--- start Data supplied ---
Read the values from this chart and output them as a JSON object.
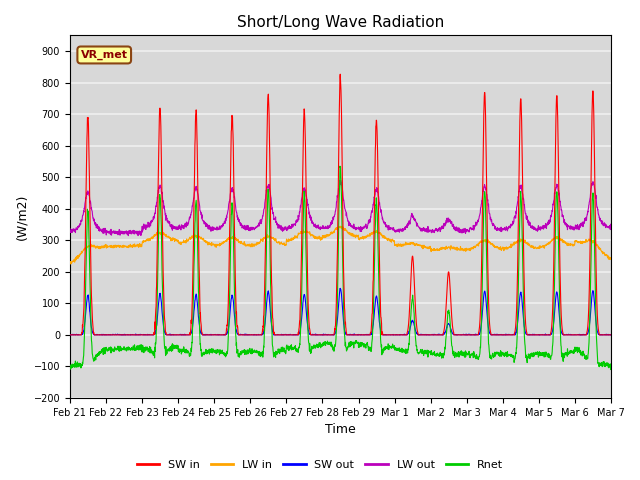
{
  "title": "Short/Long Wave Radiation",
  "xlabel": "Time",
  "ylabel": "(W/m2)",
  "ylim": [
    -200,
    950
  ],
  "yticks": [
    -200,
    -100,
    0,
    100,
    200,
    300,
    400,
    500,
    600,
    700,
    800,
    900
  ],
  "x_tick_labels": [
    "Feb 21",
    "Feb 22",
    "Feb 23",
    "Feb 24",
    "Feb 25",
    "Feb 26",
    "Feb 27",
    "Feb 28",
    "Feb 29",
    "Mar 1",
    "Mar 2",
    "Mar 3",
    "Mar 4",
    "Mar 5",
    "Mar 6",
    "Mar 7"
  ],
  "annotation_text": "VR_met",
  "legend_labels": [
    "SW in",
    "LW in",
    "SW out",
    "LW out",
    "Rnet"
  ],
  "colors": {
    "SW_in": "#ff0000",
    "LW_in": "#ffa500",
    "SW_out": "#0000ff",
    "LW_out": "#bb00bb",
    "Rnet": "#00cc00"
  },
  "plot_bg": "#d8d8d8",
  "fig_bg": "#ffffff",
  "grid_color": "#f0f0f0",
  "n_days": 15,
  "pts_per_day": 144,
  "title_fontsize": 11,
  "tick_fontsize": 7,
  "label_fontsize": 9,
  "sw_peaks": [
    690,
    0,
    725,
    710,
    700,
    760,
    710,
    820,
    690,
    250,
    200,
    770,
    750,
    760,
    775,
    0
  ],
  "lw_in_base": [
    280,
    275,
    295,
    280,
    275,
    275,
    295,
    305,
    295,
    275,
    265,
    265,
    265,
    270,
    295,
    305
  ],
  "lw_out_base": [
    330,
    325,
    340,
    338,
    336,
    336,
    338,
    338,
    336,
    330,
    330,
    332,
    335,
    338,
    342,
    348
  ]
}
--- end Data supplied ---
● **Exercise description**
Reproduce each record from above exactly; pictures do not belong in the copy.

● **Answer for the task**
Read the values from this chart and output them as a JSON object.
{
  "title": "Short/Long Wave Radiation",
  "xlabel": "Time",
  "ylabel": "(W/m2)",
  "ylim": [
    -200,
    950
  ],
  "yticks": [
    -200,
    -100,
    0,
    100,
    200,
    300,
    400,
    500,
    600,
    700,
    800,
    900
  ],
  "x_tick_labels": [
    "Feb 21",
    "Feb 22",
    "Feb 23",
    "Feb 24",
    "Feb 25",
    "Feb 26",
    "Feb 27",
    "Feb 28",
    "Feb 29",
    "Mar 1",
    "Mar 2",
    "Mar 3",
    "Mar 4",
    "Mar 5",
    "Mar 6",
    "Mar 7"
  ],
  "annotation_text": "VR_met",
  "legend_labels": [
    "SW in",
    "LW in",
    "SW out",
    "LW out",
    "Rnet"
  ],
  "colors": {
    "SW_in": "#ff0000",
    "LW_in": "#ffa500",
    "SW_out": "#0000ff",
    "LW_out": "#bb00bb",
    "Rnet": "#00cc00"
  },
  "plot_bg": "#d8d8d8",
  "fig_bg": "#ffffff",
  "grid_color": "#f0f0f0",
  "n_days": 15,
  "pts_per_day": 144,
  "title_fontsize": 11,
  "tick_fontsize": 7,
  "label_fontsize": 9,
  "sw_peaks": [
    690,
    0,
    725,
    710,
    700,
    760,
    710,
    820,
    690,
    250,
    200,
    770,
    750,
    760,
    775,
    0
  ],
  "lw_in_base": [
    280,
    275,
    295,
    280,
    275,
    275,
    295,
    305,
    295,
    275,
    265,
    265,
    265,
    270,
    295,
    305
  ],
  "lw_out_base": [
    330,
    325,
    340,
    338,
    336,
    336,
    338,
    338,
    336,
    330,
    330,
    332,
    335,
    338,
    342,
    348
  ]
}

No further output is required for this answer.